_TO DO:_ Copy the following items verbatim, line for line.
## begin SUPPLIED MATERIAL
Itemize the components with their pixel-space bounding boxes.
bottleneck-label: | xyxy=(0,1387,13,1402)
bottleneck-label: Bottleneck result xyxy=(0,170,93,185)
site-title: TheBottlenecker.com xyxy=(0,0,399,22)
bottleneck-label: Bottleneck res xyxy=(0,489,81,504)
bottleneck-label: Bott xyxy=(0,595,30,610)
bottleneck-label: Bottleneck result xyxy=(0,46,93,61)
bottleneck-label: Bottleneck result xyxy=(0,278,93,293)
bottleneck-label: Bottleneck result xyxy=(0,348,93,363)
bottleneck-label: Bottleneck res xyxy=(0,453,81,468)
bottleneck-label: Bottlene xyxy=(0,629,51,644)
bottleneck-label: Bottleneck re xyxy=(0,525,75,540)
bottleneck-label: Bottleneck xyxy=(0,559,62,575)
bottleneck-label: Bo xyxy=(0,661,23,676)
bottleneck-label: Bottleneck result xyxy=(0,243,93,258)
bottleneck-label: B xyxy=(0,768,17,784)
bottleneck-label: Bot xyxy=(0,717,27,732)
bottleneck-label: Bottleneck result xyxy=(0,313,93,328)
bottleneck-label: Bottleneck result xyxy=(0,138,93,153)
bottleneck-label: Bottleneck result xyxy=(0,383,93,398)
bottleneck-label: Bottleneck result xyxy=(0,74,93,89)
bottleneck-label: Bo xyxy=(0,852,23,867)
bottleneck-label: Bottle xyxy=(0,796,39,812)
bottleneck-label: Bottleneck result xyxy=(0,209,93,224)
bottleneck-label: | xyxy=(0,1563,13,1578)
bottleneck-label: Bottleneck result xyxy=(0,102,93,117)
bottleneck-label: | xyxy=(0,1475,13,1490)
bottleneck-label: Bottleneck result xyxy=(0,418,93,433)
## end SUPPLIED MATERIAL
_FINAL ANSWER:_
Itemize the components with their pixel-space bounding boxes.
bottleneck-label: | xyxy=(0,1387,13,1402)
bottleneck-label: Bottleneck result xyxy=(0,170,93,185)
site-title: TheBottlenecker.com xyxy=(0,0,399,22)
bottleneck-label: Bottleneck res xyxy=(0,489,81,504)
bottleneck-label: Bott xyxy=(0,595,30,610)
bottleneck-label: Bottleneck result xyxy=(0,46,93,61)
bottleneck-label: Bottleneck result xyxy=(0,278,93,293)
bottleneck-label: Bottleneck result xyxy=(0,348,93,363)
bottleneck-label: Bottleneck res xyxy=(0,453,81,468)
bottleneck-label: Bottlene xyxy=(0,629,51,644)
bottleneck-label: Bottleneck re xyxy=(0,525,75,540)
bottleneck-label: Bottleneck xyxy=(0,559,62,575)
bottleneck-label: Bo xyxy=(0,661,23,676)
bottleneck-label: Bottleneck result xyxy=(0,243,93,258)
bottleneck-label: B xyxy=(0,768,17,784)
bottleneck-label: Bot xyxy=(0,717,27,732)
bottleneck-label: Bottleneck result xyxy=(0,313,93,328)
bottleneck-label: Bottleneck result xyxy=(0,138,93,153)
bottleneck-label: Bottleneck result xyxy=(0,383,93,398)
bottleneck-label: Bottleneck result xyxy=(0,74,93,89)
bottleneck-label: Bo xyxy=(0,852,23,867)
bottleneck-label: Bottle xyxy=(0,796,39,812)
bottleneck-label: Bottleneck result xyxy=(0,209,93,224)
bottleneck-label: | xyxy=(0,1563,13,1578)
bottleneck-label: Bottleneck result xyxy=(0,102,93,117)
bottleneck-label: | xyxy=(0,1475,13,1490)
bottleneck-label: Bottleneck result xyxy=(0,418,93,433)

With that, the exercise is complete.